What the task requires: Present the following data again exactly as it is shown.

Materials provided:
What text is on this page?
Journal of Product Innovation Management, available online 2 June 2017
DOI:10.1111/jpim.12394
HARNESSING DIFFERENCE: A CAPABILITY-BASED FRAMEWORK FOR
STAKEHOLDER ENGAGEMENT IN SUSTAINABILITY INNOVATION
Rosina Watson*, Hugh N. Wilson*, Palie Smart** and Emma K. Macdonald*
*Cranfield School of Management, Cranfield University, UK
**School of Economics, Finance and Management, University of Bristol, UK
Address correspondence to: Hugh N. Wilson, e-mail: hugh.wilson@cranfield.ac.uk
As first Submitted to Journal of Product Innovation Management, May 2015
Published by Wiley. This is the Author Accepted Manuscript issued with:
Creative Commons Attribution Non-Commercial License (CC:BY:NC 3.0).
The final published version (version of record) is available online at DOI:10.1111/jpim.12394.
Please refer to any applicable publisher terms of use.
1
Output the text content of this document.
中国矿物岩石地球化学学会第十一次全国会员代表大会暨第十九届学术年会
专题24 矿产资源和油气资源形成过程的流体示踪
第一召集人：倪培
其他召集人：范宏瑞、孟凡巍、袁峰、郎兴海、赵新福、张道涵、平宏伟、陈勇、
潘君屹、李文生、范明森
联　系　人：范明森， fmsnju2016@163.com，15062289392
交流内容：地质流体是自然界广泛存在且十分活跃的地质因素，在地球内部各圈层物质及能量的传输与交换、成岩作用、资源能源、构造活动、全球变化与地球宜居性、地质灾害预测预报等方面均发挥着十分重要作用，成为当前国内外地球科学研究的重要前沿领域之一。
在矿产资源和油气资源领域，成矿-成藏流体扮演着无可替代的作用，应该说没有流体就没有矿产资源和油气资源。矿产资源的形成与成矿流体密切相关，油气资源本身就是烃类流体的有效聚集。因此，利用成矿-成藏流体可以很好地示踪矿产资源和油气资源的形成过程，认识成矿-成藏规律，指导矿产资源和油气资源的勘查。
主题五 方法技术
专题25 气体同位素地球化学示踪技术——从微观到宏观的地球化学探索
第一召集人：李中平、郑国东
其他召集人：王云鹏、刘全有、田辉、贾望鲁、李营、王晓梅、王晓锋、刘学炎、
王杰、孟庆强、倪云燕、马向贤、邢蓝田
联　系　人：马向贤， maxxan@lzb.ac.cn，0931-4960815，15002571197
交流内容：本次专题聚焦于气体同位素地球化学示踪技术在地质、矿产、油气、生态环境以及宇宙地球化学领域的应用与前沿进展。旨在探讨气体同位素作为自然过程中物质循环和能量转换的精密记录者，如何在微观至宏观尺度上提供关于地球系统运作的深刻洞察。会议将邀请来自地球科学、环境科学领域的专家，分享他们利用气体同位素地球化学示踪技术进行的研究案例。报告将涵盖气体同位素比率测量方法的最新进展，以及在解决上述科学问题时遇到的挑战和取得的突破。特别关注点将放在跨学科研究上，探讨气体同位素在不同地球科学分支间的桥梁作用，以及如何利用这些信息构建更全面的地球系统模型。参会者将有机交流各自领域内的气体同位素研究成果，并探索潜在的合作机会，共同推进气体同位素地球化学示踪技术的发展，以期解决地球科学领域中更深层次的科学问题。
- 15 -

Solution for this problem:
What text is on this page?
Journal of Product Innovation Management, available online 2 June 2017
DOI:10.1111/jpim.12394
HARNESSING DIFFERENCE: A CAPABILITY-BASED FRAMEWORK FOR
STAKEHOLDER ENGAGEMENT IN SUSTAINABILITY INNOVATION
Rosina Watson*, Hugh N. Wilson*, Palie Smart** and Emma K. Macdonald*
*Cranfield School of Management, Cranfield University, UK
**School of Economics, Finance and Management, University of Bristol, UK
Address correspondence to: Hugh N. Wilson, e-mail: hugh.wilson@cranfield.ac.uk
As first Submitted to Journal of Product Innovation Management, May 2015
Published by Wiley. This is the Author Accepted Manuscript issued with:
Creative Commons Attribution Non-Commercial License (CC:BY:NC 3.0).
The final published version (version of record) is available online at DOI:10.1111/jpim.12394.
Please refer to any applicable publisher terms of use.
1
Output the text content of this document.
中国矿物岩石地球化学学会第十一次全国会员代表大会暨第十九届学术年会
专题24 矿产资源和油气资源形成过程的流体示踪
第一召集人：倪培
其他召集人：范宏瑞、孟凡巍、袁峰、郎兴海、赵新福、张道涵、平宏伟、陈勇、
潘君屹、李文生、范明森
联　系　人：范明森， fmsnju2016@163.com，15062289392
交流内容：地质流体是自然界广泛存在且十分活跃的地质因素，在地球内部各圈层物质及能量的传输与交换、成岩作用、资源能源、构造活动、全球变化与地球宜居性、地质灾害预测预报等方面均发挥着十分重要作用，成为当前国内外地球科学研究的重要前沿领域之一。
在矿产资源和油气资源领域，成矿-成藏流体扮演着无可替代的作用，应该说没有流体就没有矿产资源和油气资源。矿产资源的形成与成矿流体密切相关，油气资源本身就是烃类流体的有效聚集。因此，利用成矿-成藏流体可以很好地示踪矿产资源和油气资源的形成过程，认识成矿-成藏规律，指导矿产资源和油气资源的勘查。
主题五 方法技术
专题25 气体同位素地球化学示踪技术——从微观到宏观的地球化学探索
第一召集人：李中平、郑国东
其他召集人：王云鹏、刘全有、田辉、贾望鲁、李营、王晓梅、王晓锋、刘学炎、
王杰、孟庆强、倪云燕、马向贤、邢蓝田
联　系　人：马向贤， maxxan@lzb.ac.cn，0931-4960815，15002571197
交流内容：本次专题聚焦于气体同位素地球化学示踪技术在地质、矿产、油气、生态环境以及宇宙地球化学领域的应用与前沿进展。旨在探讨气体同位素作为自然过程中物质循环和能量转换的精密记录者，如何在微观至宏观尺度上提供关于地球系统运作的深刻洞察。会议将邀请来自地球科学、环境科学领域的专家，分享他们利用气体同位素地球化学示踪技术进行的研究案例。报告将涵盖气体同位素比率测量方法的最新进展，以及在解决上述科学问题时遇到的挑战和取得的突破。特别关注点将放在跨学科研究上，探讨气体同位素在不同地球科学分支间的桥梁作用，以及如何利用这些信息构建更全面的地球系统模型。参会者将有机交流各自领域内的气体同位素研究成果，并探索潜在的合作机会，共同推进气体同位素地球化学示踪技术的发展，以期解决地球科学领域中更深层次的科学问题。
- 15 -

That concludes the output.